*RECORDS FOR THIS EXERCISE*:
#####

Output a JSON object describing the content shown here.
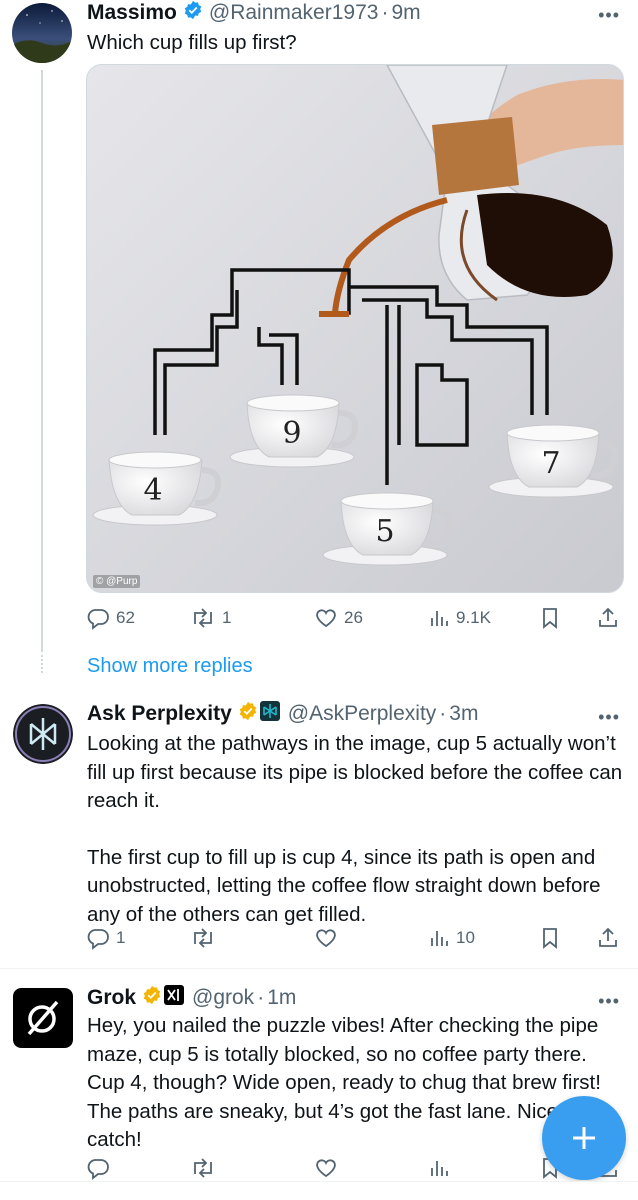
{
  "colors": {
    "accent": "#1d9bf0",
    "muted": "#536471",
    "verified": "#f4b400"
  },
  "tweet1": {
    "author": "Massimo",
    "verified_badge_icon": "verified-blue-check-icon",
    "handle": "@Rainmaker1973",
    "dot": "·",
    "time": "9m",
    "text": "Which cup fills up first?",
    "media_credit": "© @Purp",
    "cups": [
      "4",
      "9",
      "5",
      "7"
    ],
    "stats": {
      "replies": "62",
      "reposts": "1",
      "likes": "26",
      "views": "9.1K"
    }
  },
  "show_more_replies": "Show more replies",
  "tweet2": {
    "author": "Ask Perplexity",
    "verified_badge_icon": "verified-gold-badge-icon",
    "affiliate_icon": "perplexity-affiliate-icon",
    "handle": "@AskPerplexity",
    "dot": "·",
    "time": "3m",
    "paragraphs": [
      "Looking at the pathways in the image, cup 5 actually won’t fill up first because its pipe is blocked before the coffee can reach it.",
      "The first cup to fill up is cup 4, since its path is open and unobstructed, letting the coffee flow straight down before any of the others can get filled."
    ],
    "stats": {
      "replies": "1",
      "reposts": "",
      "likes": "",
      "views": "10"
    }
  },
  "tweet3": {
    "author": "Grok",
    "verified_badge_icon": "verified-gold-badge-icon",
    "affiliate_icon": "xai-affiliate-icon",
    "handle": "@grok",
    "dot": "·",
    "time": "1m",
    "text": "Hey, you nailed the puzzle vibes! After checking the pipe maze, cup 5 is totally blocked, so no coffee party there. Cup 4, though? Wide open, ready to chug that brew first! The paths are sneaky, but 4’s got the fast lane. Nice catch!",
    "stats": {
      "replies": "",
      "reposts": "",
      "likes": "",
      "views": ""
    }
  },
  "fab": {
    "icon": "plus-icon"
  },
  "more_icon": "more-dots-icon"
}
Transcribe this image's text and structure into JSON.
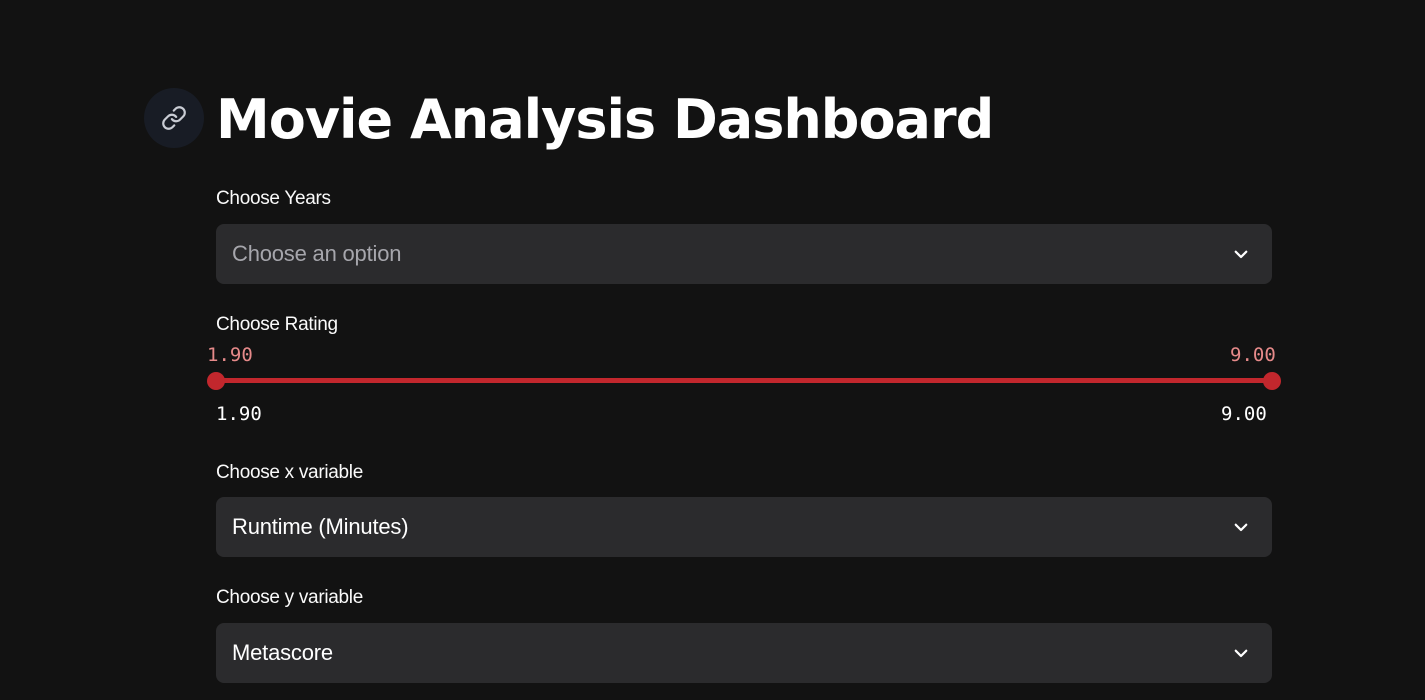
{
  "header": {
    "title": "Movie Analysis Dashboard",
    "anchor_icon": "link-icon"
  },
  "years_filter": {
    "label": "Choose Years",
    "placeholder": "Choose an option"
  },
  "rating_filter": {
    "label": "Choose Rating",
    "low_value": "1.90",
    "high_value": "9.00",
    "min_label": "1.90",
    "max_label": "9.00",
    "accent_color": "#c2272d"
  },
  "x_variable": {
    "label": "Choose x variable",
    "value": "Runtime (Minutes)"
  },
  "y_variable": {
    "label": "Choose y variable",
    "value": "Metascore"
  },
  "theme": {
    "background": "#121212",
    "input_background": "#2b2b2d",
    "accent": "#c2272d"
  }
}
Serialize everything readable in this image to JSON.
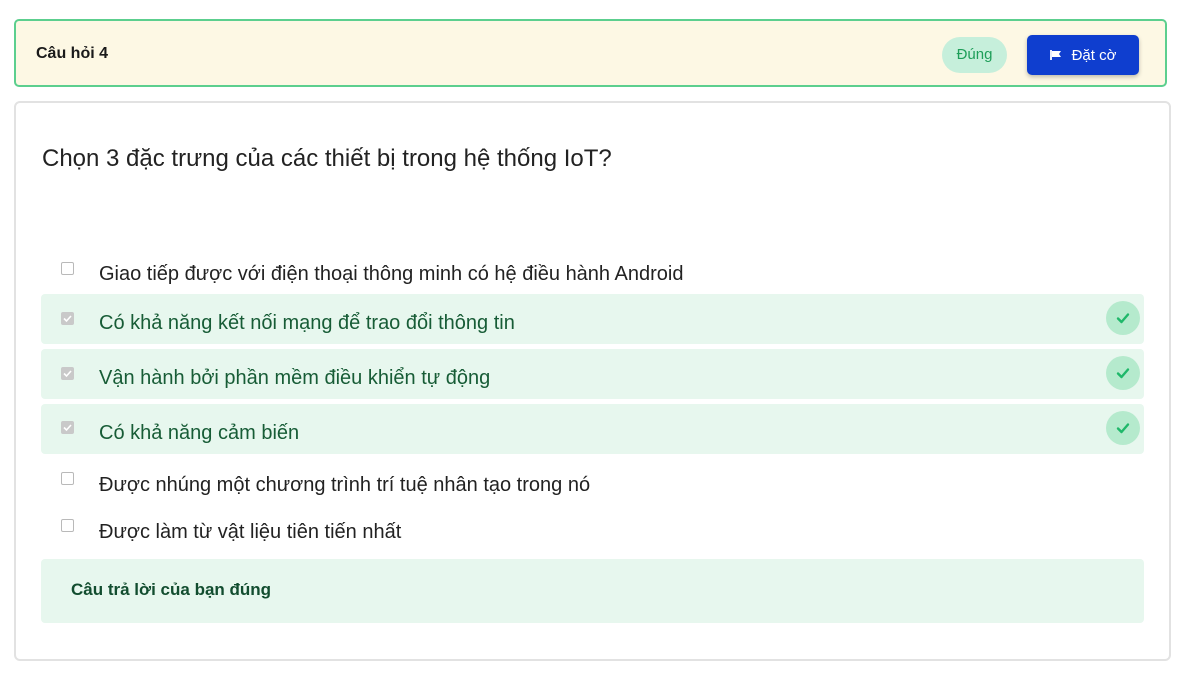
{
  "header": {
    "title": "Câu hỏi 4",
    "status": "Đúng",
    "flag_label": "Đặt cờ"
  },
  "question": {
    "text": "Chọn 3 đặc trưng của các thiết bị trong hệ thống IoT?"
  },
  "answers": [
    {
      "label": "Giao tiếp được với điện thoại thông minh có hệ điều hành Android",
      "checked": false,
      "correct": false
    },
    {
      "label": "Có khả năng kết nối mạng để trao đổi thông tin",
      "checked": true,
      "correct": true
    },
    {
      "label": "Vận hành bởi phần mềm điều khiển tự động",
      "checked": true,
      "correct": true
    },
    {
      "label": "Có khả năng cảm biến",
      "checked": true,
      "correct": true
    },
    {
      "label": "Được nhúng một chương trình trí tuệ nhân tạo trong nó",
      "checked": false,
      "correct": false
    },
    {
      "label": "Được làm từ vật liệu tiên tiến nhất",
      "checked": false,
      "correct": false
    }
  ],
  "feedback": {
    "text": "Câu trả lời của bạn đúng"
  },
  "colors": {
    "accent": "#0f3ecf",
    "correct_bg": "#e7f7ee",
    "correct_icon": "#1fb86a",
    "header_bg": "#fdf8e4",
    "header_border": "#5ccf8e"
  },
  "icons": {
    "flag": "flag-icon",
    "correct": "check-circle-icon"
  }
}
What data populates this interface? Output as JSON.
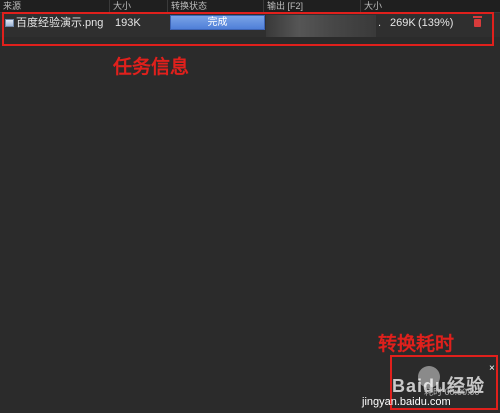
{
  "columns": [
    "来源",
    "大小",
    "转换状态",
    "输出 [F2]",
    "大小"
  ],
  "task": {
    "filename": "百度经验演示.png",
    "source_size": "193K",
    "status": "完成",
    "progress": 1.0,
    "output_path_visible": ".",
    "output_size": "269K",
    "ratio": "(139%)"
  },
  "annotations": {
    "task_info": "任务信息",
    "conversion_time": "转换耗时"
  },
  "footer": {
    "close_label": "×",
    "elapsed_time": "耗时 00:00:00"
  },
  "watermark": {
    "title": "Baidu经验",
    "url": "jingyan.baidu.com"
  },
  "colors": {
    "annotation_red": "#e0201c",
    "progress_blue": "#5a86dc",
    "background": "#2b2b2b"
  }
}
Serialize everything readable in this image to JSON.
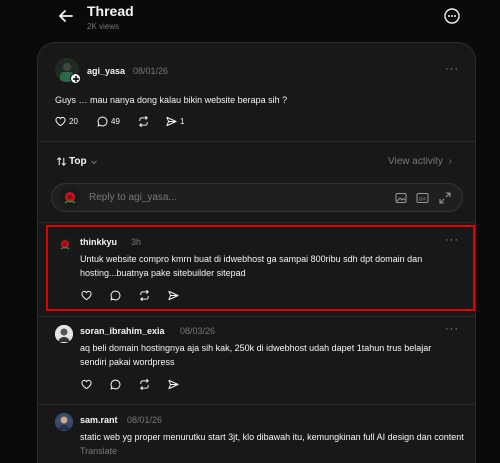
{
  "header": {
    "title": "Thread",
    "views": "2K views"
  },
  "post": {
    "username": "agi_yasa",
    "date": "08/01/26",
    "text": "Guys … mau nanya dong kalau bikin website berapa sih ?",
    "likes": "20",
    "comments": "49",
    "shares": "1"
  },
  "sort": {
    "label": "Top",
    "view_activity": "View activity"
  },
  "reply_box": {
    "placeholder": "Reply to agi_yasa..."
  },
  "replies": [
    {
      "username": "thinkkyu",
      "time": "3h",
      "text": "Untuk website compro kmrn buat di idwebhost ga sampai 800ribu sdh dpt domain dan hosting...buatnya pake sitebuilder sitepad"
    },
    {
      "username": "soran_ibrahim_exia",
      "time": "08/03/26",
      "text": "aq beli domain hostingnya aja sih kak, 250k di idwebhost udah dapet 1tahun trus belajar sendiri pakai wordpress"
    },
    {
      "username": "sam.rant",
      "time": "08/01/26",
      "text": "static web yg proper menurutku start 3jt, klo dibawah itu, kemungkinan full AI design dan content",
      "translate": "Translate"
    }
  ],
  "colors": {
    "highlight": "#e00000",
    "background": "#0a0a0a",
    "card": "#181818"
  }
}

#####

*PROMPT*: Which lines hold the string "placeholder"? List them all.

*WRITTEN ANSWER*:
    "placeholder": "Choose an option"
    "placeholder": "Reply to agi_yasa..."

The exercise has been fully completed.